__TEKST DOKUMENTU__.
Wszystkie operacje bus mogą rzucić:

| Error.code | Pola | Kiedy |
|------------|------|-------|
| `MODBUS_EXCEPTION` | `slaveID`, `functionCode`, `exceptionCode` | Slave zwrócił FC \| 0x80 (permanent) |
| _undefined_ | `message` zawiera "modbus timeout", "CRC error", "write:", "drain:" etc. | Transient bus error (retry-able) |

`MODBUS_EXCEPTION` NIE jest retry'owany przez `setRetryConfig` (permanent
application error). Wszystko inne (timeout, CRC, IO) traktujemy jako
transient → retry kicks in jeśli skonfigurowane.

## v3.x → v4.0.0 migration

| v3.x | v4.0.0 |
|------|--------|
| `new ModbusRTU(port, baud, de, re)` | `await ModbusRTU.open({ port, baudRate, transceiver: 'isl43485', dePin, rePin })` |
| `device.close()` (sync) | `await device.close()` |
| `result.startsWith('Error:')` then throw | `try/catch` (natywny throw) |
| `error.message.includes('exception')` (parse) | `error.code === 'MODBUS_EXCEPTION'`, fields `slaveID`/`functionCode`/`exceptionCode` |
| `JSON.parse(await readCoils(...))` | `await readCoils(...)` (natywny array) |
| `await writeCoil(...) === 'success'` | `await writeCoil(...)` (Promise<void>) |
| `MAX485_DEBUG=1` env var | `device.setDebug(1)` |

## License

MIT

__POLECENIE PISEMNE__.
Odpowiedz na podstawie tekstu dokumentu na poniższe pytania, numerując odpowiedzi tak samo jak pytania.
1. Który kod błędu nie jest ponawiany przez `setRetryConfig`?
2. Czym w wersji 4.0.0 zastąpiono zmienną środowiskową `MAX485_DEBUG=1`?
3. Jaka licencja jest podana w tekście dokumentu?

__DOSTĘPNE DANE__.

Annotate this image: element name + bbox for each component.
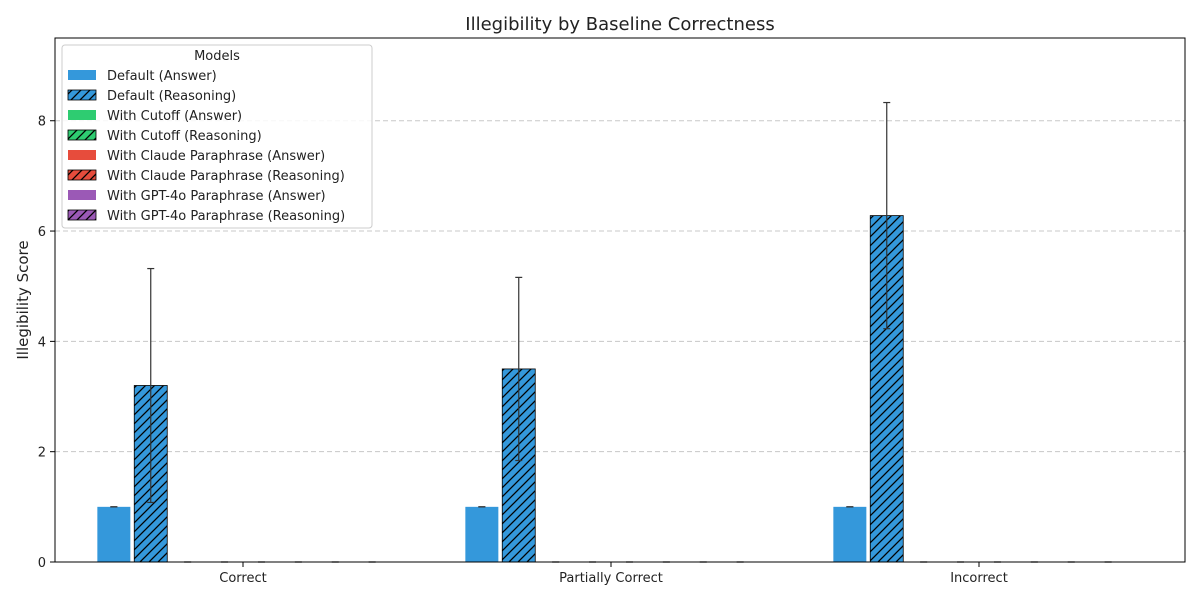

__WYKONANE ĆWICZENIE__.
1. `MODBUS_EXCEPTION`
2. `device.setDebug(1)`
3. MIT